Entries from a dataset:
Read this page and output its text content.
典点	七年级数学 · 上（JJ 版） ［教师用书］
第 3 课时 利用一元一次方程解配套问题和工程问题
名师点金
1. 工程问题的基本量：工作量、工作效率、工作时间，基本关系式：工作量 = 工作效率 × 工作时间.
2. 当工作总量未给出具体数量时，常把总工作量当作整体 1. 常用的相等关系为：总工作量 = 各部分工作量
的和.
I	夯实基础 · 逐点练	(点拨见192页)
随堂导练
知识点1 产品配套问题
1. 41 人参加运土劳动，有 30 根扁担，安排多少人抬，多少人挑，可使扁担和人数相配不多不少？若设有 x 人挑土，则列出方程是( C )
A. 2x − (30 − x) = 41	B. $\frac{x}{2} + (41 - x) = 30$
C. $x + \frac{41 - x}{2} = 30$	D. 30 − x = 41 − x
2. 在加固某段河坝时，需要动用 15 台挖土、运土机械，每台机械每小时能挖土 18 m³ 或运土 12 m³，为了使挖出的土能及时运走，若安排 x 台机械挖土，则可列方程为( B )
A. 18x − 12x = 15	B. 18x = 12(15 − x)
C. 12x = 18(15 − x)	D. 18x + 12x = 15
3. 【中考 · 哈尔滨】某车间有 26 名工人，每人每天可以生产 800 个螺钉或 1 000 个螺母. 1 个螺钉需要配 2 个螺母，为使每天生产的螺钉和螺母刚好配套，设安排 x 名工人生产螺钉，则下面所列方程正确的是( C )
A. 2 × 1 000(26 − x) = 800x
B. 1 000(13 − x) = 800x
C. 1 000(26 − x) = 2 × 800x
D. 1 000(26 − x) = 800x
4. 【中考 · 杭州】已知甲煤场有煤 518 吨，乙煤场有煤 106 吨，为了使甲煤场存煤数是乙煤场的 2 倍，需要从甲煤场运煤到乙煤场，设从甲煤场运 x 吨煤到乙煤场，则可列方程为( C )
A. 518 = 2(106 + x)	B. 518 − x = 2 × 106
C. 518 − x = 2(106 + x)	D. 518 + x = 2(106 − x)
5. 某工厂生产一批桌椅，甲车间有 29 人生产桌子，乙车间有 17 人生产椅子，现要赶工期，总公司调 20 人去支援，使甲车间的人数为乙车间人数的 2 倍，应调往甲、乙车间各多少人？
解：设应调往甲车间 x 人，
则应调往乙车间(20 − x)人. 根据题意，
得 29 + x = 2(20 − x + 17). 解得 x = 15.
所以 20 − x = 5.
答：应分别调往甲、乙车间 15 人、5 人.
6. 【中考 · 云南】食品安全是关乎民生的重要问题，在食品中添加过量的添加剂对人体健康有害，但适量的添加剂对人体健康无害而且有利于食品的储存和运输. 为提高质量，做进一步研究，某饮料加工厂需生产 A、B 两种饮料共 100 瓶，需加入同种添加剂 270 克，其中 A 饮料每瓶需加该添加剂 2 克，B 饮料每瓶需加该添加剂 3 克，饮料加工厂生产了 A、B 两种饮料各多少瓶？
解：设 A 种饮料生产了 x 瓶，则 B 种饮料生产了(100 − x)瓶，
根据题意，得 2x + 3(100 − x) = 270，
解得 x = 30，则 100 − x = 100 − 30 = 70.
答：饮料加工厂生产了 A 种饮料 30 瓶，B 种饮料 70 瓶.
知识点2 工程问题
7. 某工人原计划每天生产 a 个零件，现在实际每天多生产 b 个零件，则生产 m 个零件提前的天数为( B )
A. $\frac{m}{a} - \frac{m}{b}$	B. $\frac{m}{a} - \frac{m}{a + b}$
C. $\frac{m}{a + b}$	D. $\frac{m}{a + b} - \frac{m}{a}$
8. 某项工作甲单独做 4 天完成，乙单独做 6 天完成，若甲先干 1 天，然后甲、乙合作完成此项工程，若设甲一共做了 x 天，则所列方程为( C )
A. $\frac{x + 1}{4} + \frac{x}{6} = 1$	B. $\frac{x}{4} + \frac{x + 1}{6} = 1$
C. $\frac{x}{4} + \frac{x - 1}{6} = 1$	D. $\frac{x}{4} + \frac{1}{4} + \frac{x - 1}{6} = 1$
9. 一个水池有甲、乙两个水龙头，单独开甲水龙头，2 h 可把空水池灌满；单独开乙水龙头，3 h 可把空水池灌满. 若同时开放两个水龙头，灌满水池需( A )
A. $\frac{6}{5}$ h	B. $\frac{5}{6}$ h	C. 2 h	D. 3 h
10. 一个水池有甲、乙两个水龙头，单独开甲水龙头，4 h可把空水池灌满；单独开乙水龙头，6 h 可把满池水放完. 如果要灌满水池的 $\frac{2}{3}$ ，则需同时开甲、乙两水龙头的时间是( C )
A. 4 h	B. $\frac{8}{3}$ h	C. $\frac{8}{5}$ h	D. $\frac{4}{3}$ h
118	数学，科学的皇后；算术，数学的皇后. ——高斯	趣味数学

Short task — Repeat the listing in full, keeping every line exactly as it is.

The solution —
Read this page and output its text content.
典点	七年级数学 · 上（JJ 版） ［教师用书］
第 3 课时 利用一元一次方程解配套问题和工程问题
名师点金
1. 工程问题的基本量：工作量、工作效率、工作时间，基本关系式：工作量 = 工作效率 × 工作时间.
2. 当工作总量未给出具体数量时，常把总工作量当作整体 1. 常用的相等关系为：总工作量 = 各部分工作量
的和.
I	夯实基础 · 逐点练	(点拨见192页)
随堂导练
知识点1 产品配套问题
1. 41 人参加运土劳动，有 30 根扁担，安排多少人抬，多少人挑，可使扁担和人数相配不多不少？若设有 x 人挑土，则列出方程是( C )
A. 2x − (30 − x) = 41	B. $\frac{x}{2} + (41 - x) = 30$
C. $x + \frac{41 - x}{2} = 30$	D. 30 − x = 41 − x
2. 在加固某段河坝时，需要动用 15 台挖土、运土机械，每台机械每小时能挖土 18 m³ 或运土 12 m³，为了使挖出的土能及时运走，若安排 x 台机械挖土，则可列方程为( B )
A. 18x − 12x = 15	B. 18x = 12(15 − x)
C. 12x = 18(15 − x)	D. 18x + 12x = 15
3. 【中考 · 哈尔滨】某车间有 26 名工人，每人每天可以生产 800 个螺钉或 1 000 个螺母. 1 个螺钉需要配 2 个螺母，为使每天生产的螺钉和螺母刚好配套，设安排 x 名工人生产螺钉，则下面所列方程正确的是( C )
A. 2 × 1 000(26 − x) = 800x
B. 1 000(13 − x) = 800x
C. 1 000(26 − x) = 2 × 800x
D. 1 000(26 − x) = 800x
4. 【中考 · 杭州】已知甲煤场有煤 518 吨，乙煤场有煤 106 吨，为了使甲煤场存煤数是乙煤场的 2 倍，需要从甲煤场运煤到乙煤场，设从甲煤场运 x 吨煤到乙煤场，则可列方程为( C )
A. 518 = 2(106 + x)	B. 518 − x = 2 × 106
C. 518 − x = 2(106 + x)	D. 518 + x = 2(106 − x)
5. 某工厂生产一批桌椅，甲车间有 29 人生产桌子，乙车间有 17 人生产椅子，现要赶工期，总公司调 20 人去支援，使甲车间的人数为乙车间人数的 2 倍，应调往甲、乙车间各多少人？
解：设应调往甲车间 x 人，
则应调往乙车间(20 − x)人. 根据题意，
得 29 + x = 2(20 − x + 17). 解得 x = 15.
所以 20 − x = 5.
答：应分别调往甲、乙车间 15 人、5 人.
6. 【中考 · 云南】食品安全是关乎民生的重要问题，在食品中添加过量的添加剂对人体健康有害，但适量的添加剂对人体健康无害而且有利于食品的储存和运输. 为提高质量，做进一步研究，某饮料加工厂需生产 A、B 两种饮料共 100 瓶，需加入同种添加剂 270 克，其中 A 饮料每瓶需加该添加剂 2 克，B 饮料每瓶需加该添加剂 3 克，饮料加工厂生产了 A、B 两种饮料各多少瓶？
解：设 A 种饮料生产了 x 瓶，则 B 种饮料生产了(100 − x)瓶，
根据题意，得 2x + 3(100 − x) = 270，
解得 x = 30，则 100 − x = 100 − 30 = 70.
答：饮料加工厂生产了 A 种饮料 30 瓶，B 种饮料 70 瓶.
知识点2 工程问题
7. 某工人原计划每天生产 a 个零件，现在实际每天多生产 b 个零件，则生产 m 个零件提前的天数为( B )
A. $\frac{m}{a} - \frac{m}{b}$	B. $\frac{m}{a} - \frac{m}{a + b}$
C. $\frac{m}{a + b}$	D. $\frac{m}{a + b} - \frac{m}{a}$
8. 某项工作甲单独做 4 天完成，乙单独做 6 天完成，若甲先干 1 天，然后甲、乙合作完成此项工程，若设甲一共做了 x 天，则所列方程为( C )
A. $\frac{x + 1}{4} + \frac{x}{6} = 1$	B. $\frac{x}{4} + \frac{x + 1}{6} = 1$
C. $\frac{x}{4} + \frac{x - 1}{6} = 1$	D. $\frac{x}{4} + \frac{1}{4} + \frac{x - 1}{6} = 1$
9. 一个水池有甲、乙两个水龙头，单独开甲水龙头，2 h 可把空水池灌满；单独开乙水龙头，3 h 可把空水池灌满. 若同时开放两个水龙头，灌满水池需( A )
A. $\frac{6}{5}$ h	B. $\frac{5}{6}$ h	C. 2 h	D. 3 h
10. 一个水池有甲、乙两个水龙头，单独开甲水龙头，4 h可把空水池灌满；单独开乙水龙头，6 h 可把满池水放完. 如果要灌满水池的 $\frac{2}{3}$ ，则需同时开甲、乙两水龙头的时间是( C )
A. 4 h	B. $\frac{8}{3}$ h	C. $\frac{8}{5}$ h	D. $\frac{4}{3}$ h
118	数学，科学的皇后；算术，数学的皇后. ——高斯	趣味数学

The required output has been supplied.